TASK INSTRUCTIONS:
Reproduce the items below with "bounding box" swapped for "enclosing rectangle", keeping every other character unchanged. Omit the pictures from your answer.

EXTRACTED RECORDS:
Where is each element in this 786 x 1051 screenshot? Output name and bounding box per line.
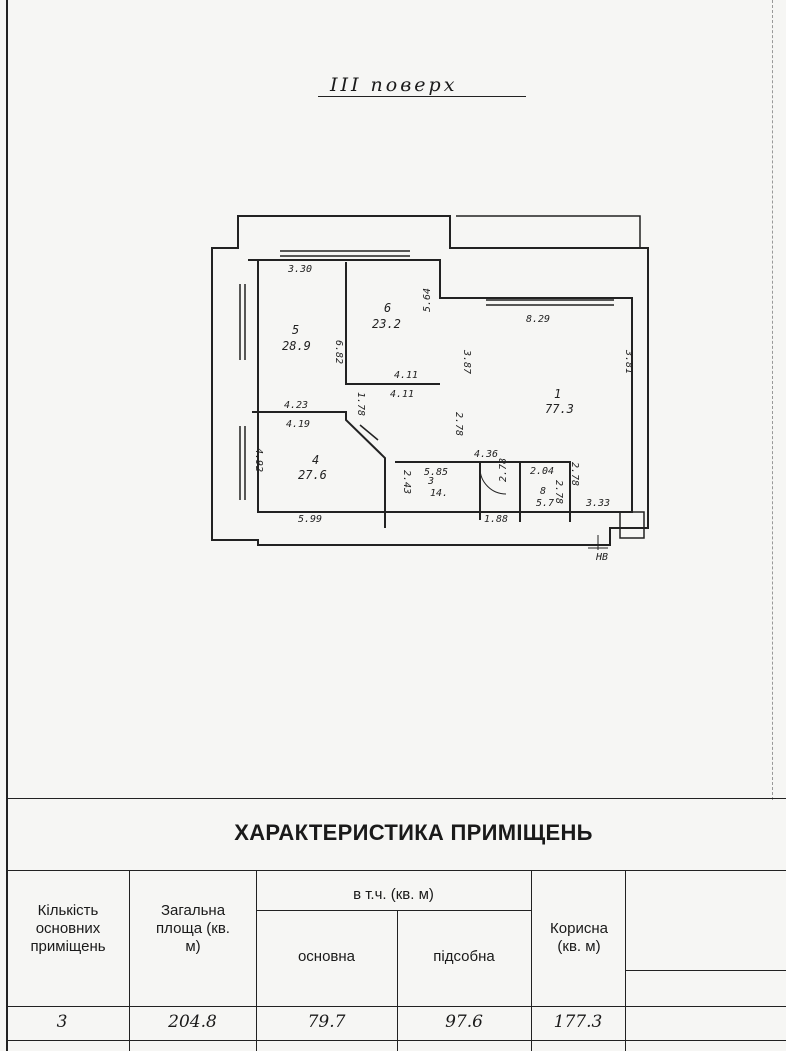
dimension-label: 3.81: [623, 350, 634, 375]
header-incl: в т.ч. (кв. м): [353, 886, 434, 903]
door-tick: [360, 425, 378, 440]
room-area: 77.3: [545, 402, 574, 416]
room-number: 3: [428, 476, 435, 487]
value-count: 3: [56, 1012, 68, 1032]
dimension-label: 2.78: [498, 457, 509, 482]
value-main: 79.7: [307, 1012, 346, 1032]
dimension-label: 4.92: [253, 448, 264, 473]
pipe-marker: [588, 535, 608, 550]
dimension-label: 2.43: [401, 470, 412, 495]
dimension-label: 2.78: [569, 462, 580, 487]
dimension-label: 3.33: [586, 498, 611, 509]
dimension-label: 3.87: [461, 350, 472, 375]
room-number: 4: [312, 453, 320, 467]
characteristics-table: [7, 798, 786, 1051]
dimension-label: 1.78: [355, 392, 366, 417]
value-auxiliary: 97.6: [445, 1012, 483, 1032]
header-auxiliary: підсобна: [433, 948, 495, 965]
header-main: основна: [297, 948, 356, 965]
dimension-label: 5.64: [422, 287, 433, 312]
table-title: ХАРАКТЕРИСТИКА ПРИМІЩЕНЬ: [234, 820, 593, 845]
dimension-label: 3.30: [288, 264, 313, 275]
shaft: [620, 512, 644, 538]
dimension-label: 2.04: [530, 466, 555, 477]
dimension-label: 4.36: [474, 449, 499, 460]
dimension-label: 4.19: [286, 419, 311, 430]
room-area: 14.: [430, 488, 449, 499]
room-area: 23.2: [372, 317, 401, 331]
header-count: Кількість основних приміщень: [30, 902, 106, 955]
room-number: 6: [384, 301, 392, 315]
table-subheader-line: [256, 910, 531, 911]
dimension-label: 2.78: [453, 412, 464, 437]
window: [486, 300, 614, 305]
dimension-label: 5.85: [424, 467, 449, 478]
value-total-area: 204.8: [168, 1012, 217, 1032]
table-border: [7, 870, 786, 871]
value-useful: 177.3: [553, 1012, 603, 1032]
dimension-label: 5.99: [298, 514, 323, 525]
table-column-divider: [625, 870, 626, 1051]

PROBLEM SOLUTION:
Where is each element in this 786 x 1051 screenshot? Output name and enclosing rectangle per line.
dimension-label: 3.81: [623, 350, 634, 375]
header-incl: в т.ч. (кв. м): [353, 886, 434, 903]
door-tick: [360, 425, 378, 440]
room-area: 77.3: [545, 402, 574, 416]
room-number: 3: [428, 476, 435, 487]
value-count: 3: [56, 1012, 68, 1032]
dimension-label: 2.78: [498, 457, 509, 482]
value-main: 79.7: [307, 1012, 346, 1032]
dimension-label: 4.92: [253, 448, 264, 473]
pipe-marker: [588, 535, 608, 550]
dimension-label: 2.43: [401, 470, 412, 495]
dimension-label: 2.78: [569, 462, 580, 487]
dimension-label: 3.33: [586, 498, 611, 509]
dimension-label: 3.87: [461, 350, 472, 375]
room-number: 4: [312, 453, 320, 467]
characteristics-table: [7, 798, 786, 1051]
dimension-label: 1.78: [355, 392, 366, 417]
value-auxiliary: 97.6: [445, 1012, 483, 1032]
header-auxiliary: підсобна: [433, 948, 495, 965]
header-main: основна: [297, 948, 356, 965]
dimension-label: 5.64: [422, 287, 433, 312]
table-title: ХАРАКТЕРИСТИКА ПРИМІЩЕНЬ: [234, 820, 593, 845]
dimension-label: 3.30: [288, 264, 313, 275]
shaft: [620, 512, 644, 538]
dimension-label: 2.04: [530, 466, 555, 477]
dimension-label: 4.36: [474, 449, 499, 460]
dimension-label: 4.19: [286, 419, 311, 430]
room-area: 14.: [430, 488, 449, 499]
room-area: 23.2: [372, 317, 401, 331]
header-count: Кількість основних приміщень: [30, 902, 106, 955]
room-number: 6: [384, 301, 392, 315]
table-subheader-line: [256, 910, 531, 911]
dimension-label: 2.78: [453, 412, 464, 437]
window: [486, 300, 614, 305]
dimension-label: 5.85: [424, 467, 449, 478]
value-total-area: 204.8: [168, 1012, 217, 1032]
table-border: [7, 870, 786, 871]
value-useful: 177.3: [553, 1012, 603, 1032]
dimension-label: 5.99: [298, 514, 323, 525]
table-column-divider: [625, 870, 626, 1051]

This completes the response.